• **Aim of the task**: For each line in the data below that holds "this", return a copy.

Stored data:
'''

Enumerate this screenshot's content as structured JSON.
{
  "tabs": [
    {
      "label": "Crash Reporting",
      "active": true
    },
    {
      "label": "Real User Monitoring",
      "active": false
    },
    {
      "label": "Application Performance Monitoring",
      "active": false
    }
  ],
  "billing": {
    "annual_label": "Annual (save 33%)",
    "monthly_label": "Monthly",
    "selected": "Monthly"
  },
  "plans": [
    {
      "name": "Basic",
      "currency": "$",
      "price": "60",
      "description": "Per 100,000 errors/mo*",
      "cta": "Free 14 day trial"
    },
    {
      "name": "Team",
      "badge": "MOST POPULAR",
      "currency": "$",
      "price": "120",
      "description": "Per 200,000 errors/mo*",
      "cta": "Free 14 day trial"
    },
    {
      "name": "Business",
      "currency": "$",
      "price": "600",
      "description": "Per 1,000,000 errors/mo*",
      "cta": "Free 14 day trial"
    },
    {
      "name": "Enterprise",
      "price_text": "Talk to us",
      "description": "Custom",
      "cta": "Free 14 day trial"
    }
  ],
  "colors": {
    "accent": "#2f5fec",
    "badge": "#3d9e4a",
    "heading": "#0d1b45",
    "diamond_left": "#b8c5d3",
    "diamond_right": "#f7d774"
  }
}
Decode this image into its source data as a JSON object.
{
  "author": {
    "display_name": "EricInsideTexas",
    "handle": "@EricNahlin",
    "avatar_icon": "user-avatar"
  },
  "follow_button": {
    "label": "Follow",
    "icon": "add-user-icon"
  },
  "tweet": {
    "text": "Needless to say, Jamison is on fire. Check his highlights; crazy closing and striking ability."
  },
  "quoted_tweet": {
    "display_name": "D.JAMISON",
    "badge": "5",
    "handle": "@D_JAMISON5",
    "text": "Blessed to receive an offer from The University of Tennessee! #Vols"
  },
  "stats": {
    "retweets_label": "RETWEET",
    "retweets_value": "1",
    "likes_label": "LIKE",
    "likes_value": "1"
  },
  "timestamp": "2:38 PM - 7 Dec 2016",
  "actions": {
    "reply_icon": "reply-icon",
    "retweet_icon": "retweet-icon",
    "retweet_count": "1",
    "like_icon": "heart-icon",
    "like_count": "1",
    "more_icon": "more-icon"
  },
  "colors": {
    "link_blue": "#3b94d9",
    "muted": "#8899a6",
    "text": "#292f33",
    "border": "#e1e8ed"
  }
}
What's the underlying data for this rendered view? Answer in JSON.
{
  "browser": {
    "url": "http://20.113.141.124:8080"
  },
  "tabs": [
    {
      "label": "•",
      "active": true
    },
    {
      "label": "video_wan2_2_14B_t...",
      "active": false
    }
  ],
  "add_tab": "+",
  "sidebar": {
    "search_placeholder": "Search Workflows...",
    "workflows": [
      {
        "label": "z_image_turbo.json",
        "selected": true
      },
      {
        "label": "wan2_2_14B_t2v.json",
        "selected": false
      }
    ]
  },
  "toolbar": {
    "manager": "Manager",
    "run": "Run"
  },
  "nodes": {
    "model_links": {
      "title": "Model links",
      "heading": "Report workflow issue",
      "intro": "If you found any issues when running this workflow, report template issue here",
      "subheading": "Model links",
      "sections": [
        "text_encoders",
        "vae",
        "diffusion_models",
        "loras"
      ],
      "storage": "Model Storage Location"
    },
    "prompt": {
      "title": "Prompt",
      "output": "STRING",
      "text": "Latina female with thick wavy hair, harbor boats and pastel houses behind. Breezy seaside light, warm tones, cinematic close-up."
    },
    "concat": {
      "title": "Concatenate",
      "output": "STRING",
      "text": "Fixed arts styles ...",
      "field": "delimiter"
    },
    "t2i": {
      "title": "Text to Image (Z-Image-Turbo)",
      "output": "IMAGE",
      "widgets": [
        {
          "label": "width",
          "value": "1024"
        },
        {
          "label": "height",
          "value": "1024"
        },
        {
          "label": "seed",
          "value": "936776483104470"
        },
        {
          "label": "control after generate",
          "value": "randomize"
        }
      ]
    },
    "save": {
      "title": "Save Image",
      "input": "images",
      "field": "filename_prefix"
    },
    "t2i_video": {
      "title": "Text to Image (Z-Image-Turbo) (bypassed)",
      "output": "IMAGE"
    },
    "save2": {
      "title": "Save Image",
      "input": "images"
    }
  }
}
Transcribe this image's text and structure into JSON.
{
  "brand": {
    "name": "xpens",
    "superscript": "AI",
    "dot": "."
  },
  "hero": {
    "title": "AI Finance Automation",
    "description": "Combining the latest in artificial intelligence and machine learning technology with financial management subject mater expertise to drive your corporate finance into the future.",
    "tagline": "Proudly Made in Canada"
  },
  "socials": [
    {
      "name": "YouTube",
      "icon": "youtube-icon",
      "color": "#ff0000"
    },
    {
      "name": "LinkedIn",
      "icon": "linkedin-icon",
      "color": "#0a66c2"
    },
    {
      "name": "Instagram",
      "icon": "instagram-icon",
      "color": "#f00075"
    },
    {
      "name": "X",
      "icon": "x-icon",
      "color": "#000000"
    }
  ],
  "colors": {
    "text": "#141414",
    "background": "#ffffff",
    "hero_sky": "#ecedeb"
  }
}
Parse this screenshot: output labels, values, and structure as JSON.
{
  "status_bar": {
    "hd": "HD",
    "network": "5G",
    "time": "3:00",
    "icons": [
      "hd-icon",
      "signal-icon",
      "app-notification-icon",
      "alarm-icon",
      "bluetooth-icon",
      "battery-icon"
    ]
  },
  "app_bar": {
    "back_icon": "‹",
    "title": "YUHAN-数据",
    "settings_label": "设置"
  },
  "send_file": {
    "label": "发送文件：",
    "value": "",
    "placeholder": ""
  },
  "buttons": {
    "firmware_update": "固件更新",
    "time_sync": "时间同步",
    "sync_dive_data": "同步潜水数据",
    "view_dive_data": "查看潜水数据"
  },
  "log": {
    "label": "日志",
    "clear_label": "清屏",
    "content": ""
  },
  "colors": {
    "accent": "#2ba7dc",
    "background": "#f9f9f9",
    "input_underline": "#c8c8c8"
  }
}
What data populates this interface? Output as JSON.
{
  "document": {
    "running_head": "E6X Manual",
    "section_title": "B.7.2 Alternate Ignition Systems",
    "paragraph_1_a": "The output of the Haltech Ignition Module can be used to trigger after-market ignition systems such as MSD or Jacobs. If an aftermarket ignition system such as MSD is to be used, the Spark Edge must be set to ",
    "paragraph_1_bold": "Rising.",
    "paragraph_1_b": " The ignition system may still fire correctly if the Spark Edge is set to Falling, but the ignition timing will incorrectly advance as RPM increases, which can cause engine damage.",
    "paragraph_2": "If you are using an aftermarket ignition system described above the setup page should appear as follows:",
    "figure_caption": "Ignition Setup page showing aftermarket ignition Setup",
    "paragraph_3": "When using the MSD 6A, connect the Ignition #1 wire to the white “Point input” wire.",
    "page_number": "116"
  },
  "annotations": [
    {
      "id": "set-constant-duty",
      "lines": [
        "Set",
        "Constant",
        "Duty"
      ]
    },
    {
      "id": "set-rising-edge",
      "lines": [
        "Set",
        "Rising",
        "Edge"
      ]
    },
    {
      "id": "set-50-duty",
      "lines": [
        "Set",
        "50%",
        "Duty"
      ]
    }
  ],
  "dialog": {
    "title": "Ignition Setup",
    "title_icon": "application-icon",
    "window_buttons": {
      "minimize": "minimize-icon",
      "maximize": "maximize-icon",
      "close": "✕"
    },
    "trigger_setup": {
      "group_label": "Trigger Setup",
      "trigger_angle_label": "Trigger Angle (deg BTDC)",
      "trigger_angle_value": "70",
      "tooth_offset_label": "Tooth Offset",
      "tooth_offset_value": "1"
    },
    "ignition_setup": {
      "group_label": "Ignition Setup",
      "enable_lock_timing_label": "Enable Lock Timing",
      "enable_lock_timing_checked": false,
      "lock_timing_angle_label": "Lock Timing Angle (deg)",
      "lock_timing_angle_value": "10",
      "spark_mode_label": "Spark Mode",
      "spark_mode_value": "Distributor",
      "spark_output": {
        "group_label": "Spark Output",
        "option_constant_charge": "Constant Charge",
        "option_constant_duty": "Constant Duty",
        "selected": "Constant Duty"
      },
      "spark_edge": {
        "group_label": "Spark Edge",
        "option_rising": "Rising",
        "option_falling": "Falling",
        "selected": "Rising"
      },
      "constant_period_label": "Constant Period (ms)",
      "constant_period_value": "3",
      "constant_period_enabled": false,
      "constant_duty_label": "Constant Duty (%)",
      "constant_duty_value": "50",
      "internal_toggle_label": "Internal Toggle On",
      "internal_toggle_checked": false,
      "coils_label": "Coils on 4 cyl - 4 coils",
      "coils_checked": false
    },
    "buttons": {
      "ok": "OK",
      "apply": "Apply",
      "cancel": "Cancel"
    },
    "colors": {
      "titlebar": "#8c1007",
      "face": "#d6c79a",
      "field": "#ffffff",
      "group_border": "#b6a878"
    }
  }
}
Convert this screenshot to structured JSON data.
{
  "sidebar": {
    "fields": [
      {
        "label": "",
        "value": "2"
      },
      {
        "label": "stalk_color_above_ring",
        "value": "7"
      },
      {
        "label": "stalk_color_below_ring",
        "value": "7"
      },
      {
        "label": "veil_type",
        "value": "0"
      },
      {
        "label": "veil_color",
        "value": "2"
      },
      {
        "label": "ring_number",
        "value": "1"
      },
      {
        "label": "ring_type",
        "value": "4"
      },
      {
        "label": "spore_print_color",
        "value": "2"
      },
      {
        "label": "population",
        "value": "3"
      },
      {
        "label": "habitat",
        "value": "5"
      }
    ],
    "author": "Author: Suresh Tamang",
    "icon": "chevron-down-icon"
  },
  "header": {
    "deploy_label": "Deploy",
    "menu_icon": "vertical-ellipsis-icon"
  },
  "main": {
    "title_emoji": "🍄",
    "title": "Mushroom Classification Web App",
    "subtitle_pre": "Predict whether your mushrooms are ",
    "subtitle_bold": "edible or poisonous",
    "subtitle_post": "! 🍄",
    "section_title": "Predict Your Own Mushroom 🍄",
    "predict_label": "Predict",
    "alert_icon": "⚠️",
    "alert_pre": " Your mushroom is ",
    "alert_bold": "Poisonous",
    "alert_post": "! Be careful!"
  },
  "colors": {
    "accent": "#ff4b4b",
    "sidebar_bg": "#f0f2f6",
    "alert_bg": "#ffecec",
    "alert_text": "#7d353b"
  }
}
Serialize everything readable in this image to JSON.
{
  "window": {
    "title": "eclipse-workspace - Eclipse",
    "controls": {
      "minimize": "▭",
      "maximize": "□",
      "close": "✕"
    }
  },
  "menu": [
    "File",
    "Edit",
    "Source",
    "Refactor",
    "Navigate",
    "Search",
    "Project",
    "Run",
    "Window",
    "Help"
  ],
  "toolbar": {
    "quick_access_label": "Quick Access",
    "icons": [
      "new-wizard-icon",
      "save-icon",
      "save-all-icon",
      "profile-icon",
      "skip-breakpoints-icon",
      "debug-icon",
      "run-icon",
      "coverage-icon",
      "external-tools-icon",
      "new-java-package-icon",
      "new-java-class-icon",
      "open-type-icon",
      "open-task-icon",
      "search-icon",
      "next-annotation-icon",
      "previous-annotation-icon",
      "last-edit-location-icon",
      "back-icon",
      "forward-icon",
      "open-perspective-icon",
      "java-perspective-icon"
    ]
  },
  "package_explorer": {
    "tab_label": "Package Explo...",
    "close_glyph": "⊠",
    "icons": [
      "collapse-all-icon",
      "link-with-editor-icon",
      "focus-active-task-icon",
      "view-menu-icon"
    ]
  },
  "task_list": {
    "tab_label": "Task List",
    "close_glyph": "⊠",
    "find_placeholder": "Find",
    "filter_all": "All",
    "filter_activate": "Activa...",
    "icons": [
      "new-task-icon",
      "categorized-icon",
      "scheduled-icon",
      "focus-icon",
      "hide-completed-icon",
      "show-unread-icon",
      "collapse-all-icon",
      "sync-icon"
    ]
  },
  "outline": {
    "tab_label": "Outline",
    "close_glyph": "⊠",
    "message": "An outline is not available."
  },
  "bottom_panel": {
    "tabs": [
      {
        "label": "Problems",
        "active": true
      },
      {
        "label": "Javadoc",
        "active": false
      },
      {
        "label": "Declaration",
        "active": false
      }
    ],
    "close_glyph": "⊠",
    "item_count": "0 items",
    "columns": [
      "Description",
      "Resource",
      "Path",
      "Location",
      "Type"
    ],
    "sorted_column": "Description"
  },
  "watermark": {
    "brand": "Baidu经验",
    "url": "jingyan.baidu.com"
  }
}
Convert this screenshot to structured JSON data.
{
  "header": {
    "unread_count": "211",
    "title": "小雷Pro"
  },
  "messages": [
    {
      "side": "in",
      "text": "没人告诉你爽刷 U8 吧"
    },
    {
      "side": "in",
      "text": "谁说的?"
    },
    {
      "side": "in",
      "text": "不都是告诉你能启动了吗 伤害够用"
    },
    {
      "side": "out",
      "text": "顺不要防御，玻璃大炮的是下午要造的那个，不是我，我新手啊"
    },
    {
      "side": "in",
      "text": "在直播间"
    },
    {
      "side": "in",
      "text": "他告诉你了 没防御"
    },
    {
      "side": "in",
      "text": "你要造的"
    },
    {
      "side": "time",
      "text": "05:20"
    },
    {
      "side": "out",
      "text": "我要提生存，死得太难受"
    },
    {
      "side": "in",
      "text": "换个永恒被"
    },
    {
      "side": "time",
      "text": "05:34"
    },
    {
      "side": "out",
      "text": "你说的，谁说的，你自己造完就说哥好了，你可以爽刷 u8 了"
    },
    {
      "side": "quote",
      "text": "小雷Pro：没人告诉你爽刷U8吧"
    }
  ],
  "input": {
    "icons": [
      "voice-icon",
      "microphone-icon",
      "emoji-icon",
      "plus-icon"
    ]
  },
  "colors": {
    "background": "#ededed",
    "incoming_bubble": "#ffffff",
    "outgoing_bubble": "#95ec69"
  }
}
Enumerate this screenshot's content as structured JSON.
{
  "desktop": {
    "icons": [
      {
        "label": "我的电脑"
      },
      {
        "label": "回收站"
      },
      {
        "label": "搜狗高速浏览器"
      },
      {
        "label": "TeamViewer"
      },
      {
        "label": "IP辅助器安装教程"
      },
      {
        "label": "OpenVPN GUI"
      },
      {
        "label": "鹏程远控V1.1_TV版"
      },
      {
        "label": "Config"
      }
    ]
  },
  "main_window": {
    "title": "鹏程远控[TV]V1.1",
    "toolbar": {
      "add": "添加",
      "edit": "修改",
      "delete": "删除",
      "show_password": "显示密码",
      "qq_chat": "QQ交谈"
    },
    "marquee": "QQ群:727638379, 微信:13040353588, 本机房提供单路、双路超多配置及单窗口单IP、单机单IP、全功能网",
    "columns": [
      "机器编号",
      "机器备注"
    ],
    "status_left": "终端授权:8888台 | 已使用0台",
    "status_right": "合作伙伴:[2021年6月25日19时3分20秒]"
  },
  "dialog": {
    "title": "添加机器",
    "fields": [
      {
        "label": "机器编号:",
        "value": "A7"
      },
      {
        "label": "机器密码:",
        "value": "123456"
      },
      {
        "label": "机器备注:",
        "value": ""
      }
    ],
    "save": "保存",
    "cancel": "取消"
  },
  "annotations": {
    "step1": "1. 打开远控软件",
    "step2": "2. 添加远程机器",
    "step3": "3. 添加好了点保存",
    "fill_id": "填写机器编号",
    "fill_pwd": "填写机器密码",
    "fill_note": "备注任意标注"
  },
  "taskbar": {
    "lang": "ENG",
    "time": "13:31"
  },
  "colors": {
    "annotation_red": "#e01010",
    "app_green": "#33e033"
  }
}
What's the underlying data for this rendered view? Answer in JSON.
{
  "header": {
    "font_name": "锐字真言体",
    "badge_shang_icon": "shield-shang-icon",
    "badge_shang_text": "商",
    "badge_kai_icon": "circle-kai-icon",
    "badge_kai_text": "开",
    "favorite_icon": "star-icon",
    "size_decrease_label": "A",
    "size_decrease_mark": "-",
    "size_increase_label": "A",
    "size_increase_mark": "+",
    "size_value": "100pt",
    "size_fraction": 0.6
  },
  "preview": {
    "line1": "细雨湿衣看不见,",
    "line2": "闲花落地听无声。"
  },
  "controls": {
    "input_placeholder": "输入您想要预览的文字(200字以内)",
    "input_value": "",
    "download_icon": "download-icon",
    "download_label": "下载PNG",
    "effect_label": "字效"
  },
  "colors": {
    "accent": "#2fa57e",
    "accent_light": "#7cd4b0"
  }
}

'''

• **Worked answer**:
Enumerate this screenshot's content as structured JSON.
Decode this image into its source data as a JSON object.
What's the underlying data for this rendered view? Answer in JSON.
      "intro": "If you found any issues when running this workflow, report template issue here",
Transcribe this image's text and structure into JSON.
Parse this screenshot: output labels, values, and structure as JSON.
What data populates this interface? Output as JSON.
Convert this screenshot to structured JSON data.
Serialize everything readable in this image to JSON.
Convert this screenshot to structured JSON data.
Enumerate this screenshot's content as structured JSON.
What's the underlying data for this rendered view? Answer in JSON.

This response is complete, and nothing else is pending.